Contrariando até mesmo a teoria da ação comunicativa de Jürgen Habermas, “Davidson rompe com o pressuposto kantiano de que existe algum tipo de ruptura ‘metafísica’ inviolável entre o formal e o material, o lógico e o psicológico, o natural e o não-natural – em resumo, entre o que Davidson chama ‘esquema e conteúdo’” (RORTY, 1996, p. 231)5 . O rompimento com esse pressuposto kantiano implica o abandono da suposição de que a linguagem que falamos atualmente é, por assim dizer, toda a linguagem existente, toda a linguagem de que podemos necessitar. Sem esse pressuposto, também não há mais como legitimar o objetivo que Husserl e muitos filósofos analíticos contemporâneos estabeleceram para a filosofia, que é o de “projetar todo o espaço lógico possível, tornar explícita nossa compreensão implícita do âmbito da possibilidade”, mediante “um labor de clarificação, de tornar explícito, pacientemente, o que tem estado implícito” (RORTY, 1993, p. 29).

Por outro lado, o projeto cientificista que atribui à Filosofia a tarefa de “tornar explícito um esquema, ou um núcleo de possibilidades permanente e neutro, situado no transfundo6 de todas as nossas indagações e práticas”7, é invalidado pelo conceito neopragmático de “significado”8 . De acordo com esta concepção, os significados das expressões lingüísticas “não são essências platônicas nem noemata husserlianos, mas antes padrões de uso habitual – o que Sellars denomina ‘papéis lingüísticos’” (RORTY, 1993, p. 31).

■ Problema curto A:
Segundo o trecho citado, o que são os significados das expressões linguísticas na concepção neopragmática?

(Entradas de anotação espacial)
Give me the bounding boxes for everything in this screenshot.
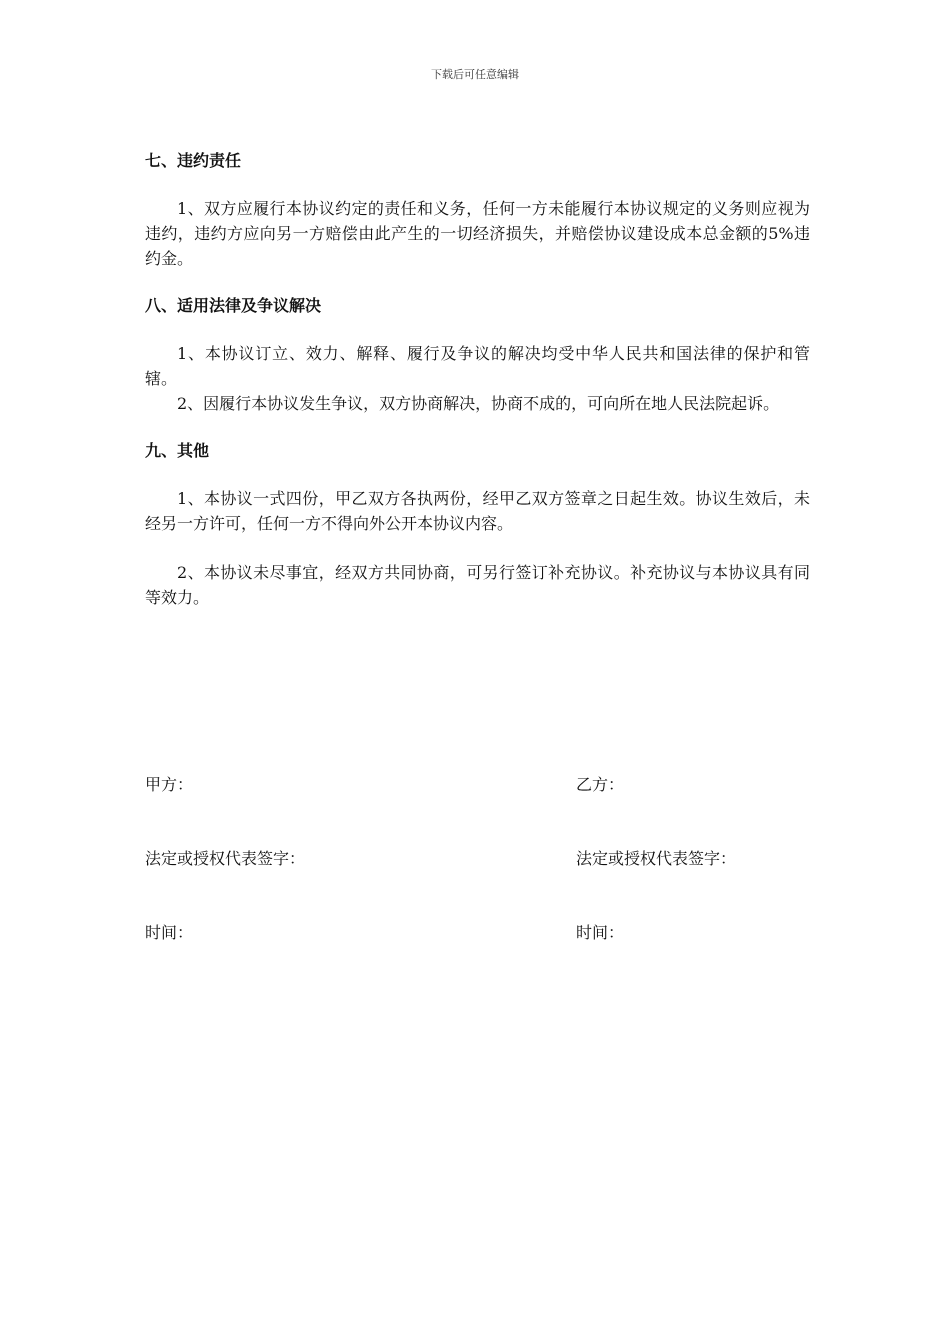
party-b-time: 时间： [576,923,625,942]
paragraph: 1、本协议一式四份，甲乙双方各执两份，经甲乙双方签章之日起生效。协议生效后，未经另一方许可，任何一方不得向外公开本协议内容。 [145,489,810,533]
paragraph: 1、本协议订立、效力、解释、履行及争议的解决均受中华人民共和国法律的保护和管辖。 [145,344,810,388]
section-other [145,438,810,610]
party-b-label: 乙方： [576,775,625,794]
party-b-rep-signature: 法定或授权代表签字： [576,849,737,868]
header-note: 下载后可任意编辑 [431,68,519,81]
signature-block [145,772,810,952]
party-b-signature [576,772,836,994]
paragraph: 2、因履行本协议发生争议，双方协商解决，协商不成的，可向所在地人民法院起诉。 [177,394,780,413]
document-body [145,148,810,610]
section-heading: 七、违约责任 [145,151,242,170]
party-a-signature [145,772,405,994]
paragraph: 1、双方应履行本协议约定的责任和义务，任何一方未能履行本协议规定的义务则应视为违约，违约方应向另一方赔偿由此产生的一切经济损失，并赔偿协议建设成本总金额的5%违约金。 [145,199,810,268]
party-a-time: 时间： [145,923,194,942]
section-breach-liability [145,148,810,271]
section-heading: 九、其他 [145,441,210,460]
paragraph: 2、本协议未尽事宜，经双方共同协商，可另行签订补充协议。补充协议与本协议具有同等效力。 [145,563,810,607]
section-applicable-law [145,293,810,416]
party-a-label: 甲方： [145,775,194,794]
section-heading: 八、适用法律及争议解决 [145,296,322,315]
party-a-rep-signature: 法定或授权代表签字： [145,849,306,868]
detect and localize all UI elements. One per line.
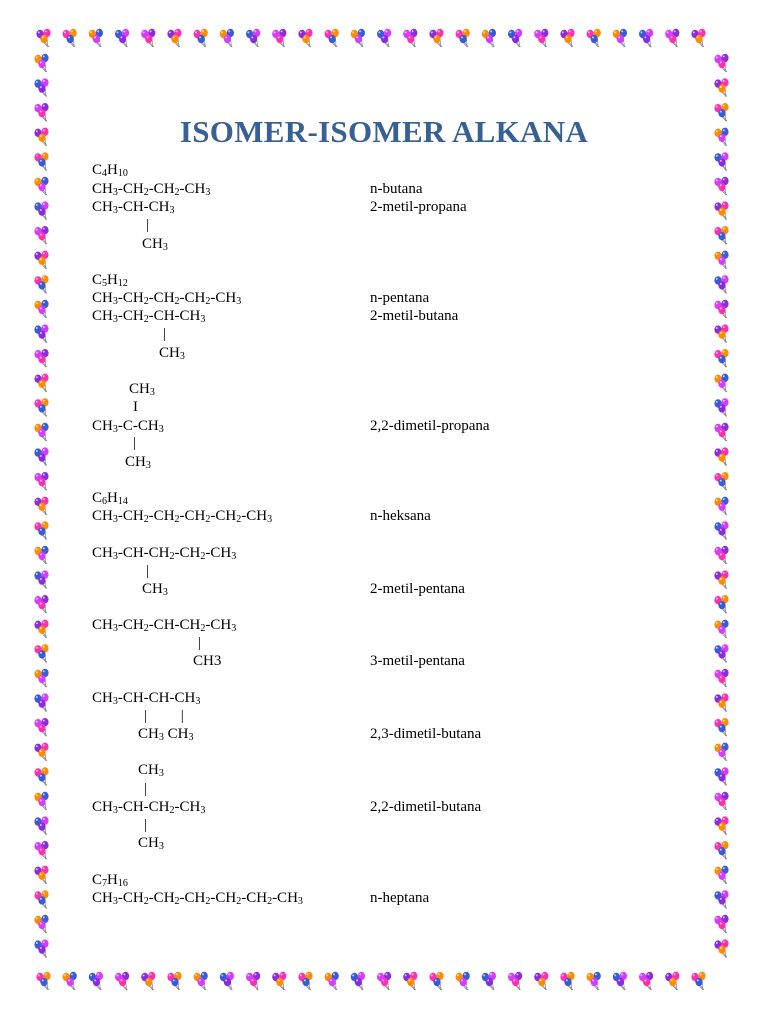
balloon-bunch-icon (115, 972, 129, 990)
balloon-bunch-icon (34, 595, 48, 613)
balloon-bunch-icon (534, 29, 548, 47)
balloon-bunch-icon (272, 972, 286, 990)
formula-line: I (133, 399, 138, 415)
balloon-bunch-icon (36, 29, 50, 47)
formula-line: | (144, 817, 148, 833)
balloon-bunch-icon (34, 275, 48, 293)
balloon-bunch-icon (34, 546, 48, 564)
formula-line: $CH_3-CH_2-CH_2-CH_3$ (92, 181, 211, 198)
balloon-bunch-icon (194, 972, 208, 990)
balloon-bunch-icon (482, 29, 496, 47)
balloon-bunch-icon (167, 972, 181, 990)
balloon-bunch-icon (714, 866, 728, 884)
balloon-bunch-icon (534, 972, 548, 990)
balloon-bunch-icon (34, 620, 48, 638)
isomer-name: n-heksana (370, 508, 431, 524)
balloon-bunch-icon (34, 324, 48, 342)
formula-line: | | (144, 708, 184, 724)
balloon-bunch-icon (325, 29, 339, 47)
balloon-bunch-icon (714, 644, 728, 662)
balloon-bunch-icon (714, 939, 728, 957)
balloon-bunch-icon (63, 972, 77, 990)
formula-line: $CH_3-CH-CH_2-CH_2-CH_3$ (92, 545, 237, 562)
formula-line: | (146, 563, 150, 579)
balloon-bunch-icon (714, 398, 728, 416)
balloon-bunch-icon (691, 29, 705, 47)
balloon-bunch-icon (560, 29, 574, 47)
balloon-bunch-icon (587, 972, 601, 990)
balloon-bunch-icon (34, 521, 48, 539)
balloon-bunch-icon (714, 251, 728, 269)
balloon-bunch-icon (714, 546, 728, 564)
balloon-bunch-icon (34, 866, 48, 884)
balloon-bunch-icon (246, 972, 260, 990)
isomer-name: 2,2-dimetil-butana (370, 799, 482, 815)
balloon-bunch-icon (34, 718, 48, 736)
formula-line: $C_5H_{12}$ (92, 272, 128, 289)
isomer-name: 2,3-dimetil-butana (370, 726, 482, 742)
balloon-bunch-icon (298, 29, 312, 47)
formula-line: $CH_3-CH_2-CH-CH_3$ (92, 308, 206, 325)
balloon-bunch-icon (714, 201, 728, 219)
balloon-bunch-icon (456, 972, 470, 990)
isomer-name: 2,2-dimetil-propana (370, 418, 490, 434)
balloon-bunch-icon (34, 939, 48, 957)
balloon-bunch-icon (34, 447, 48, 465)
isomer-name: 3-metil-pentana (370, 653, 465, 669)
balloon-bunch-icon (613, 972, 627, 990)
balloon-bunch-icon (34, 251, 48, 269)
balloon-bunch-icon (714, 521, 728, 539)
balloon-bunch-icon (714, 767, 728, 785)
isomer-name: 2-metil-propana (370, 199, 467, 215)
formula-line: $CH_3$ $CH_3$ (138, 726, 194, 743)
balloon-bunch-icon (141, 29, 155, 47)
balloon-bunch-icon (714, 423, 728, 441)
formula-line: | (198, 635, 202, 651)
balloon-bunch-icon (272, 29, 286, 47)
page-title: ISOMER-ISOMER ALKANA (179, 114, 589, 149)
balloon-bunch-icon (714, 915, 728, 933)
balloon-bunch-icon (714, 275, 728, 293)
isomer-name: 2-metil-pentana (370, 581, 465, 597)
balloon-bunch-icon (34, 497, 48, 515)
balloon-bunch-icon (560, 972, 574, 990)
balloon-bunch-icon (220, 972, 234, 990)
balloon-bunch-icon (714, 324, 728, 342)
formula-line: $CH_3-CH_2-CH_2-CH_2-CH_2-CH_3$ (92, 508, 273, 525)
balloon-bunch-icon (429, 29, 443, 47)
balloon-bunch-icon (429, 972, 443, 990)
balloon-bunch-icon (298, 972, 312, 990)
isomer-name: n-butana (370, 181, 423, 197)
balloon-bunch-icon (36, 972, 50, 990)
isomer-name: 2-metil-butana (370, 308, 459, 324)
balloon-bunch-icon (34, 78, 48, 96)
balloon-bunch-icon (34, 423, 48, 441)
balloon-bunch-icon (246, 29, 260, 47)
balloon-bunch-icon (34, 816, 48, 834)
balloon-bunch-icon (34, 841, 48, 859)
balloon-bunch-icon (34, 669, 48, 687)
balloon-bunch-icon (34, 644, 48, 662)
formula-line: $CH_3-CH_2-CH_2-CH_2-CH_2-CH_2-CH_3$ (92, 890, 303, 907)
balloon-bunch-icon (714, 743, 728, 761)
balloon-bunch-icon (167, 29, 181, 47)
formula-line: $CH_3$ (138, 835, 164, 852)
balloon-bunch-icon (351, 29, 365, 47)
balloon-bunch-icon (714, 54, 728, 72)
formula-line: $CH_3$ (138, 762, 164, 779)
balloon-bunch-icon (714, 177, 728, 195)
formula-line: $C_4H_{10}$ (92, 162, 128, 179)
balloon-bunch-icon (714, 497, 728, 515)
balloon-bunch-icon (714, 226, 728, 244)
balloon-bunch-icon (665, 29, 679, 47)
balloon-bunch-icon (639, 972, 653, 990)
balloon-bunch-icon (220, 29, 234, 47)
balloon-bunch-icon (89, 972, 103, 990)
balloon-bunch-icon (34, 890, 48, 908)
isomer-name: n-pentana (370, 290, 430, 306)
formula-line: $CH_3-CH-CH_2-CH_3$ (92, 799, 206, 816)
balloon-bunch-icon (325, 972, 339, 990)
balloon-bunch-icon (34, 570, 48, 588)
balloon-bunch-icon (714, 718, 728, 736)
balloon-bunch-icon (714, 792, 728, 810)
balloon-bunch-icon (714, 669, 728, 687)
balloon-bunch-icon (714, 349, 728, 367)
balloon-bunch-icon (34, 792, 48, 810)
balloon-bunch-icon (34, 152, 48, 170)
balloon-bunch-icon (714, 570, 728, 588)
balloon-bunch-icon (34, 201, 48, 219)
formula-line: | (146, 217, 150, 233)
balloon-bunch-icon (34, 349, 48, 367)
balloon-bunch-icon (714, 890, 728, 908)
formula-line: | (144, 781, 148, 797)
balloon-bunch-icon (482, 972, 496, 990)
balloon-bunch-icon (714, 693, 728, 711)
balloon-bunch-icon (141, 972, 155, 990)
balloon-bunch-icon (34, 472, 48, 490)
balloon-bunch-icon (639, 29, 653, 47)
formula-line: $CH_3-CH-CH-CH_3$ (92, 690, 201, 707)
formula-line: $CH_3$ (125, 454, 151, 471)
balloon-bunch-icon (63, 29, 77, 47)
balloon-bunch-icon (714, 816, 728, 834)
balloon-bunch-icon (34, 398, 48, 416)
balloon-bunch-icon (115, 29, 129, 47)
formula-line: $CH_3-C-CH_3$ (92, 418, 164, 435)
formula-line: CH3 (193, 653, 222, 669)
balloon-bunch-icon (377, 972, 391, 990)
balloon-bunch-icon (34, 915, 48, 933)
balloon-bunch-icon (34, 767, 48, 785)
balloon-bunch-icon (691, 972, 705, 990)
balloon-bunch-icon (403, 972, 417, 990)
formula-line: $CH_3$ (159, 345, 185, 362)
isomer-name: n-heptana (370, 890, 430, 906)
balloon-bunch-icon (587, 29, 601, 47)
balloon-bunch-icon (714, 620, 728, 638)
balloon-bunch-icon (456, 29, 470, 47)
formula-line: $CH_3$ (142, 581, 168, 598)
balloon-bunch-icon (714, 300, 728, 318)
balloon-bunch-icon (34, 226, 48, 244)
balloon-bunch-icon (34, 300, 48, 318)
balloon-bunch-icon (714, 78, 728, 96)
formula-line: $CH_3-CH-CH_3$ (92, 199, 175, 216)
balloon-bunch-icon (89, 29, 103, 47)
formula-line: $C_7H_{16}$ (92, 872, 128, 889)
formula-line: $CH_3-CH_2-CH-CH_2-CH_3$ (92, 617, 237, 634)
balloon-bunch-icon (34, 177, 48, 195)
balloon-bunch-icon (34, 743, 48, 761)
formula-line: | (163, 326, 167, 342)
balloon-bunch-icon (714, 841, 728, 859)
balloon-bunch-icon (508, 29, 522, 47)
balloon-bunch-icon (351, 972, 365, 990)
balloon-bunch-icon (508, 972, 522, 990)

■ Problema curto B:
Repita, nos registros, as linhas que vão da que contém "balloon-bunch-icon (115, 972, 129, 990)" até a que contém "balloon-bunch-icon (194, 972, 208, 990)", incluindo as duas.

■ Resposta final A:
São padrões de uso habitual, o que Sellars denomina "papéis lingüísticos".

■ Resposta final B:
balloon-bunch-icon (115, 972, 129, 990)
balloon-bunch-icon (34, 595, 48, 613)
balloon-bunch-icon (534, 29, 548, 47)
balloon-bunch-icon (272, 972, 286, 990)
formula-line: I (133, 399, 138, 415)
balloon-bunch-icon (36, 29, 50, 47)
formula-line: | (144, 817, 148, 833)
balloon-bunch-icon (34, 275, 48, 293)
balloon-bunch-icon (34, 546, 48, 564)
formula-line: $CH_3-CH_2-CH_2-CH_3$ (92, 181, 211, 198)
balloon-bunch-icon (194, 972, 208, 990)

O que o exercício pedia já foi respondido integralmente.